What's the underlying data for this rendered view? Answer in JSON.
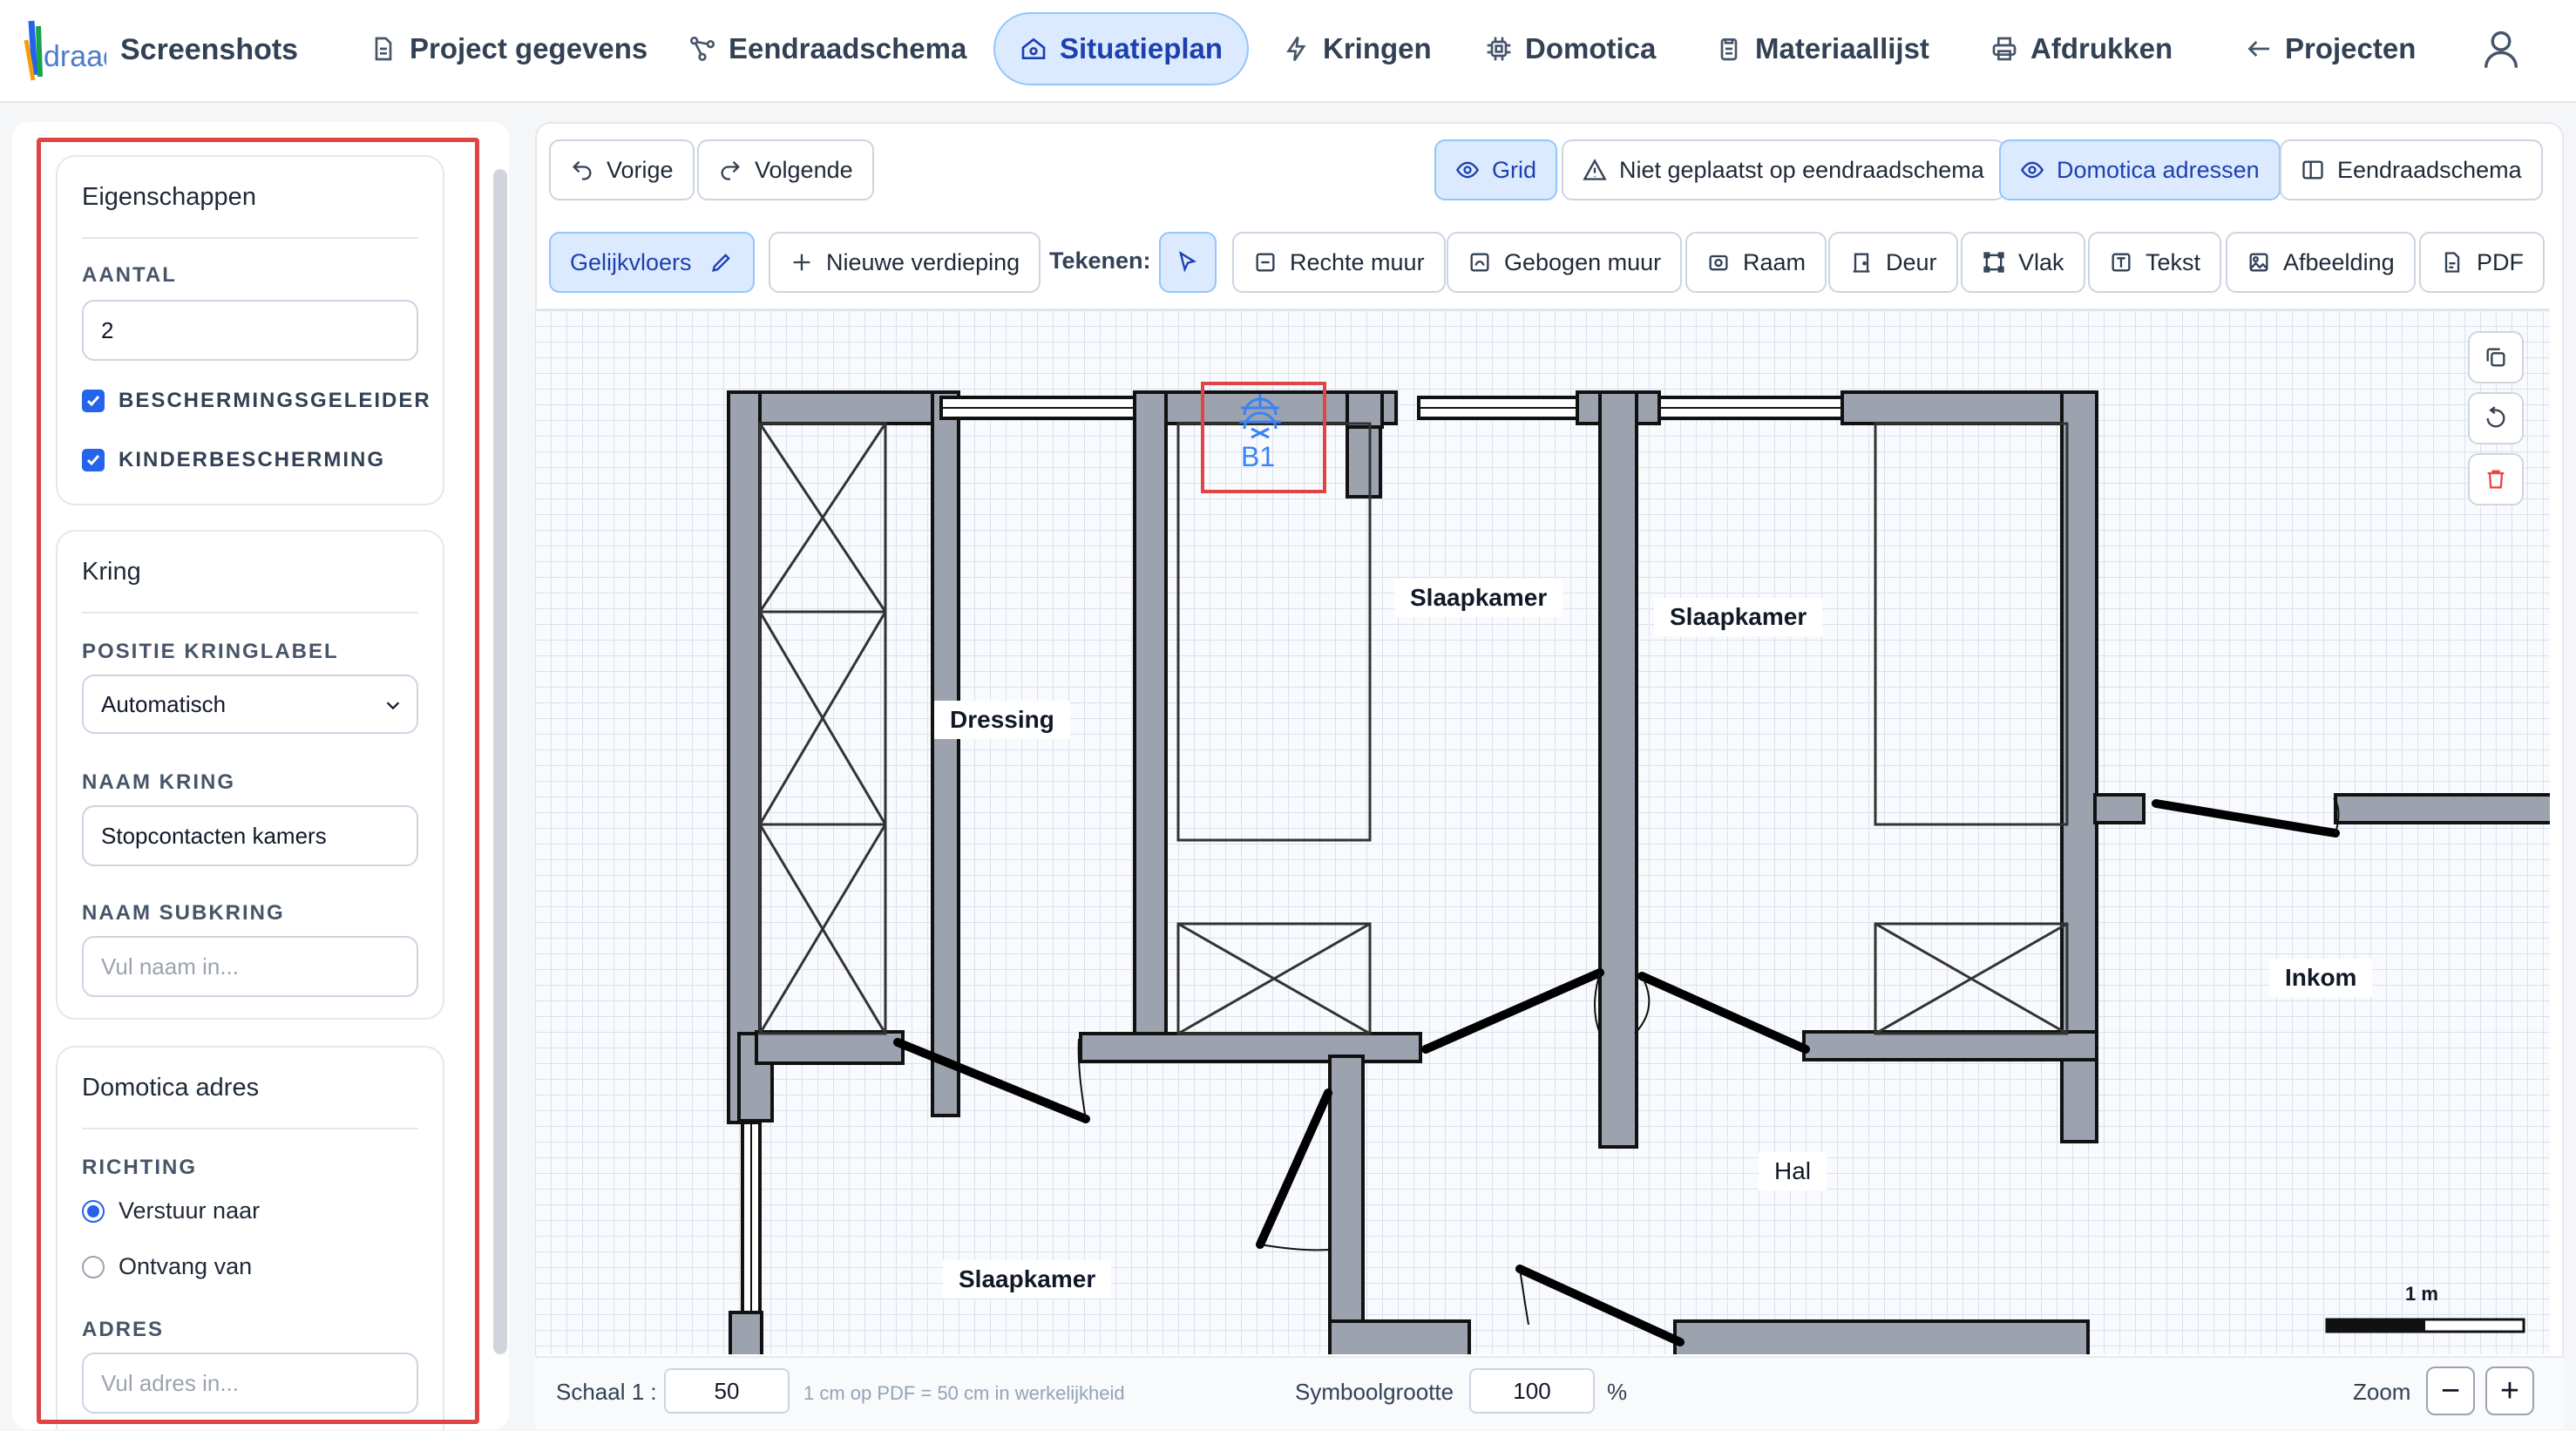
{
  "nav": {
    "brand": "Screenshots",
    "items": [
      {
        "label": "Project gegevens",
        "icon": "document-icon"
      },
      {
        "label": "Eendraadschema",
        "icon": "share-nodes-icon"
      },
      {
        "label": "Situatieplan",
        "icon": "home-icon",
        "active": true
      },
      {
        "label": "Kringen",
        "icon": "lightning-icon"
      },
      {
        "label": "Domotica",
        "icon": "chip-icon"
      },
      {
        "label": "Materiaallijst",
        "icon": "clipboard-icon"
      },
      {
        "label": "Afdrukken",
        "icon": "printer-icon"
      },
      {
        "label": "Projecten",
        "icon": "arrow-left-icon"
      }
    ]
  },
  "sidebar": {
    "properties": {
      "title": "Eigenschappen",
      "count_label": "AANTAL",
      "count_value": "2",
      "checkbox1": "BESCHERMINGSGELEIDER",
      "checkbox2": "KINDERBESCHERMING"
    },
    "circuit": {
      "title": "Kring",
      "position_label": "POSITIE KRINGLABEL",
      "position_value": "Automatisch",
      "name_label": "NAAM KRING",
      "name_value": "Stopcontacten kamers",
      "subname_label": "NAAM SUBKRING",
      "subname_placeholder": "Vul naam in..."
    },
    "domotics": {
      "title": "Domotica adres",
      "direction_label": "RICHTING",
      "option_send": "Verstuur naar",
      "option_receive": "Ontvang van",
      "address_label": "ADRES",
      "address_placeholder": "Vul adres in..."
    }
  },
  "toolbar": {
    "previous": "Vorige",
    "next": "Volgende",
    "grid": "Grid",
    "not_placed": "Niet geplaatst op eendraadschema",
    "domotics_addresses": "Domotica adressen",
    "single_line": "Eendraadschema",
    "floor": "Gelijkvloers",
    "new_floor": "Nieuwe verdieping",
    "draw_label": "Tekenen:",
    "straight_wall": "Rechte muur",
    "curved_wall": "Gebogen muur",
    "window": "Raam",
    "door": "Deur",
    "area": "Vlak",
    "text": "Tekst",
    "image": "Afbeelding",
    "pdf": "PDF"
  },
  "plan": {
    "rooms": [
      "Dressing",
      "Slaapkamer",
      "Slaapkamer",
      "Inkom",
      "Hal",
      "Slaapkamer"
    ],
    "symbol_label": "B1",
    "scale_bar_label": "1 m"
  },
  "footer": {
    "scale_label": "Schaal 1 :",
    "scale_value": "50",
    "scale_hint": "1 cm op PDF = 50 cm in werkelijkheid",
    "symbol_size_label": "Symboolgrootte",
    "symbol_size_value": "100",
    "percent": "%",
    "zoom_label": "Zoom",
    "zoom_out": "−",
    "zoom_in": "+"
  },
  "colors": {
    "accent": "#2563eb",
    "active_bg": "#dbeafe",
    "selection": "#e04444",
    "wall_fill": "#9ca3af"
  }
}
=======
> [TASK REQUIREMENTS]: Set the pictures aside and transcribe the data above exactly.

> [FULL ANSWER]:
What's the underlying data for this rendered view? Answer in JSON.
{
  "nav": {
    "brand": "Screenshots",
    "items": [
      {
        "label": "Project gegevens",
        "icon": "document-icon"
      },
      {
        "label": "Eendraadschema",
        "icon": "share-nodes-icon"
      },
      {
        "label": "Situatieplan",
        "icon": "home-icon",
        "active": true
      },
      {
        "label": "Kringen",
        "icon": "lightning-icon"
      },
      {
        "label": "Domotica",
        "icon": "chip-icon"
      },
      {
        "label": "Materiaallijst",
        "icon": "clipboard-icon"
      },
      {
        "label": "Afdrukken",
        "icon": "printer-icon"
      },
      {
        "label": "Projecten",
        "icon": "arrow-left-icon"
      }
    ]
  },
  "sidebar": {
    "properties": {
      "title": "Eigenschappen",
      "count_label": "AANTAL",
      "count_value": "2",
      "checkbox1": "BESCHERMINGSGELEIDER",
      "checkbox2": "KINDERBESCHERMING"
    },
    "circuit": {
      "title": "Kring",
      "position_label": "POSITIE KRINGLABEL",
      "position_value": "Automatisch",
      "name_label": "NAAM KRING",
      "name_value": "Stopcontacten kamers",
      "subname_label": "NAAM SUBKRING",
      "subname_placeholder": "Vul naam in..."
    },
    "domotics": {
      "title": "Domotica adres",
      "direction_label": "RICHTING",
      "option_send": "Verstuur naar",
      "option_receive": "Ontvang van",
      "address_label": "ADRES",
      "address_placeholder": "Vul adres in..."
    }
  },
  "toolbar": {
    "previous": "Vorige",
    "next": "Volgende",
    "grid": "Grid",
    "not_placed": "Niet geplaatst op eendraadschema",
    "domotics_addresses": "Domotica adressen",
    "single_line": "Eendraadschema",
    "floor": "Gelijkvloers",
    "new_floor": "Nieuwe verdieping",
    "draw_label": "Tekenen:",
    "straight_wall": "Rechte muur",
    "curved_wall": "Gebogen muur",
    "window": "Raam",
    "door": "Deur",
    "area": "Vlak",
    "text": "Tekst",
    "image": "Afbeelding",
    "pdf": "PDF"
  },
  "plan": {
    "rooms": [
      "Dressing",
      "Slaapkamer",
      "Slaapkamer",
      "Inkom",
      "Hal",
      "Slaapkamer"
    ],
    "symbol_label": "B1",
    "scale_bar_label": "1 m"
  },
  "footer": {
    "scale_label": "Schaal 1 :",
    "scale_value": "50",
    "scale_hint": "1 cm op PDF = 50 cm in werkelijkheid",
    "symbol_size_label": "Symboolgrootte",
    "symbol_size_value": "100",
    "percent": "%",
    "zoom_label": "Zoom",
    "zoom_out": "−",
    "zoom_in": "+"
  },
  "colors": {
    "accent": "#2563eb",
    "active_bg": "#dbeafe",
    "selection": "#e04444",
    "wall_fill": "#9ca3af"
  }
}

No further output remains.